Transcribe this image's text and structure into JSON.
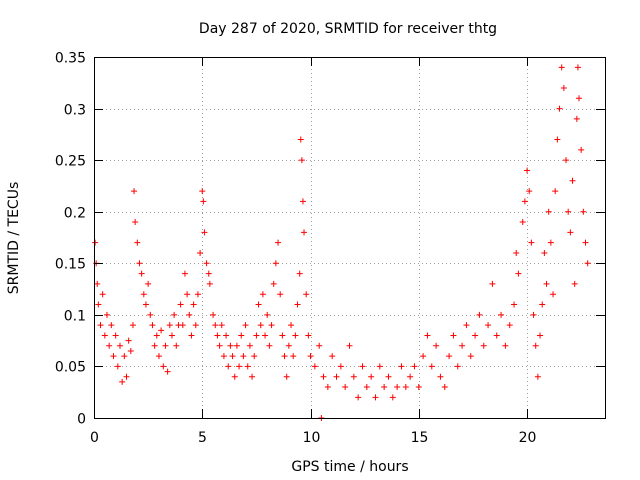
{
  "chart_data": {
    "type": "scatter",
    "title": "Day 287 of 2020, SRMTID for receiver thtg",
    "xlabel": "GPS time / hours",
    "ylabel": "SRMTID / TECUs",
    "xlim": [
      0,
      23.6
    ],
    "ylim": [
      0,
      0.35
    ],
    "x_ticks": [
      0,
      5,
      10,
      15,
      20
    ],
    "x_tick_labels": [
      "0",
      "5",
      "10",
      "15",
      "20"
    ],
    "y_ticks": [
      0,
      0.05,
      0.1,
      0.15,
      0.2,
      0.25,
      0.3,
      0.35
    ],
    "y_tick_labels": [
      "0",
      "0.05",
      "0.1",
      "0.15",
      "0.2",
      "0.25",
      "0.3",
      "0.35"
    ],
    "grid": true,
    "marker": "plus",
    "color": "#ff0000",
    "series": [
      {
        "name": "SRMTID",
        "points": [
          [
            0.05,
            0.17
          ],
          [
            0.1,
            0.15
          ],
          [
            0.15,
            0.13
          ],
          [
            0.2,
            0.11
          ],
          [
            0.3,
            0.09
          ],
          [
            0.4,
            0.12
          ],
          [
            0.5,
            0.08
          ],
          [
            0.6,
            0.1
          ],
          [
            0.7,
            0.07
          ],
          [
            0.8,
            0.09
          ],
          [
            0.9,
            0.06
          ],
          [
            1.0,
            0.08
          ],
          [
            1.1,
            0.05
          ],
          [
            1.2,
            0.07
          ],
          [
            1.3,
            0.035
          ],
          [
            1.4,
            0.06
          ],
          [
            1.5,
            0.04
          ],
          [
            1.6,
            0.075
          ],
          [
            1.7,
            0.065
          ],
          [
            1.8,
            0.09
          ],
          [
            1.85,
            0.22
          ],
          [
            1.9,
            0.19
          ],
          [
            2.0,
            0.17
          ],
          [
            2.1,
            0.15
          ],
          [
            2.2,
            0.14
          ],
          [
            2.3,
            0.12
          ],
          [
            2.4,
            0.11
          ],
          [
            2.5,
            0.13
          ],
          [
            2.6,
            0.1
          ],
          [
            2.7,
            0.09
          ],
          [
            2.8,
            0.07
          ],
          [
            2.9,
            0.08
          ],
          [
            3.0,
            0.06
          ],
          [
            3.1,
            0.085
          ],
          [
            3.2,
            0.05
          ],
          [
            3.3,
            0.07
          ],
          [
            3.4,
            0.045
          ],
          [
            3.5,
            0.09
          ],
          [
            3.6,
            0.08
          ],
          [
            3.7,
            0.1
          ],
          [
            3.8,
            0.07
          ],
          [
            3.9,
            0.09
          ],
          [
            4.0,
            0.11
          ],
          [
            4.1,
            0.09
          ],
          [
            4.2,
            0.14
          ],
          [
            4.3,
            0.12
          ],
          [
            4.4,
            0.1
          ],
          [
            4.5,
            0.08
          ],
          [
            4.6,
            0.11
          ],
          [
            4.7,
            0.09
          ],
          [
            4.8,
            0.12
          ],
          [
            4.9,
            0.16
          ],
          [
            5.0,
            0.22
          ],
          [
            5.05,
            0.21
          ],
          [
            5.1,
            0.18
          ],
          [
            5.2,
            0.15
          ],
          [
            5.3,
            0.14
          ],
          [
            5.35,
            0.13
          ],
          [
            5.5,
            0.1
          ],
          [
            5.6,
            0.09
          ],
          [
            5.7,
            0.08
          ],
          [
            5.8,
            0.07
          ],
          [
            5.9,
            0.09
          ],
          [
            6.0,
            0.06
          ],
          [
            6.1,
            0.08
          ],
          [
            6.2,
            0.05
          ],
          [
            6.3,
            0.07
          ],
          [
            6.4,
            0.06
          ],
          [
            6.5,
            0.04
          ],
          [
            6.6,
            0.07
          ],
          [
            6.7,
            0.05
          ],
          [
            6.8,
            0.08
          ],
          [
            6.9,
            0.06
          ],
          [
            7.0,
            0.09
          ],
          [
            7.1,
            0.05
          ],
          [
            7.2,
            0.07
          ],
          [
            7.3,
            0.04
          ],
          [
            7.4,
            0.06
          ],
          [
            7.5,
            0.08
          ],
          [
            7.6,
            0.11
          ],
          [
            7.7,
            0.09
          ],
          [
            7.8,
            0.12
          ],
          [
            7.9,
            0.08
          ],
          [
            8.0,
            0.1
          ],
          [
            8.1,
            0.07
          ],
          [
            8.2,
            0.09
          ],
          [
            8.3,
            0.13
          ],
          [
            8.4,
            0.15
          ],
          [
            8.5,
            0.17
          ],
          [
            8.6,
            0.12
          ],
          [
            8.7,
            0.08
          ],
          [
            8.8,
            0.06
          ],
          [
            8.9,
            0.04
          ],
          [
            9.0,
            0.07
          ],
          [
            9.1,
            0.09
          ],
          [
            9.2,
            0.06
          ],
          [
            9.3,
            0.08
          ],
          [
            9.4,
            0.11
          ],
          [
            9.5,
            0.14
          ],
          [
            9.55,
            0.27
          ],
          [
            9.6,
            0.25
          ],
          [
            9.65,
            0.21
          ],
          [
            9.7,
            0.18
          ],
          [
            9.8,
            0.12
          ],
          [
            9.9,
            0.08
          ],
          [
            10.0,
            0.06
          ],
          [
            10.2,
            0.05
          ],
          [
            10.4,
            0.07
          ],
          [
            10.5,
            0.0
          ],
          [
            10.6,
            0.04
          ],
          [
            10.8,
            0.03
          ],
          [
            11.0,
            0.06
          ],
          [
            11.2,
            0.04
          ],
          [
            11.4,
            0.05
          ],
          [
            11.6,
            0.03
          ],
          [
            11.8,
            0.07
          ],
          [
            12.0,
            0.04
          ],
          [
            12.2,
            0.02
          ],
          [
            12.4,
            0.05
          ],
          [
            12.6,
            0.03
          ],
          [
            12.8,
            0.04
          ],
          [
            13.0,
            0.02
          ],
          [
            13.2,
            0.05
          ],
          [
            13.4,
            0.03
          ],
          [
            13.6,
            0.04
          ],
          [
            13.8,
            0.02
          ],
          [
            14.0,
            0.03
          ],
          [
            14.2,
            0.05
          ],
          [
            14.4,
            0.03
          ],
          [
            14.6,
            0.04
          ],
          [
            14.8,
            0.05
          ],
          [
            15.0,
            0.03
          ],
          [
            15.2,
            0.06
          ],
          [
            15.4,
            0.08
          ],
          [
            15.6,
            0.05
          ],
          [
            15.8,
            0.07
          ],
          [
            16.0,
            0.04
          ],
          [
            16.2,
            0.03
          ],
          [
            16.4,
            0.06
          ],
          [
            16.6,
            0.08
          ],
          [
            16.8,
            0.05
          ],
          [
            17.0,
            0.07
          ],
          [
            17.2,
            0.09
          ],
          [
            17.4,
            0.06
          ],
          [
            17.6,
            0.08
          ],
          [
            17.8,
            0.1
          ],
          [
            18.0,
            0.07
          ],
          [
            18.2,
            0.09
          ],
          [
            18.4,
            0.13
          ],
          [
            18.6,
            0.08
          ],
          [
            18.8,
            0.1
          ],
          [
            19.0,
            0.07
          ],
          [
            19.2,
            0.09
          ],
          [
            19.4,
            0.11
          ],
          [
            19.5,
            0.16
          ],
          [
            19.6,
            0.14
          ],
          [
            19.8,
            0.19
          ],
          [
            19.9,
            0.21
          ],
          [
            20.0,
            0.24
          ],
          [
            20.1,
            0.22
          ],
          [
            20.2,
            0.17
          ],
          [
            20.3,
            0.1
          ],
          [
            20.4,
            0.07
          ],
          [
            20.5,
            0.04
          ],
          [
            20.6,
            0.08
          ],
          [
            20.7,
            0.11
          ],
          [
            20.8,
            0.16
          ],
          [
            20.9,
            0.13
          ],
          [
            21.0,
            0.2
          ],
          [
            21.1,
            0.17
          ],
          [
            21.2,
            0.12
          ],
          [
            21.3,
            0.22
          ],
          [
            21.4,
            0.27
          ],
          [
            21.5,
            0.3
          ],
          [
            21.6,
            0.34
          ],
          [
            21.7,
            0.32
          ],
          [
            21.8,
            0.25
          ],
          [
            21.9,
            0.2
          ],
          [
            22.0,
            0.18
          ],
          [
            22.1,
            0.23
          ],
          [
            22.2,
            0.13
          ],
          [
            22.3,
            0.29
          ],
          [
            22.35,
            0.34
          ],
          [
            22.4,
            0.31
          ],
          [
            22.5,
            0.26
          ],
          [
            22.6,
            0.2
          ],
          [
            22.7,
            0.17
          ],
          [
            22.8,
            0.15
          ]
        ]
      }
    ]
  }
}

====

INSTRUCTIONS FOR THE TASK >> Using the records given above, list every line that includes the word "SRMTID".

OUTPUT FOR THIS TASK >>
    "title": "Day 287 of 2020, SRMTID for receiver thtg",
    "ylabel": "SRMTID / TECUs",
        "name": "SRMTID",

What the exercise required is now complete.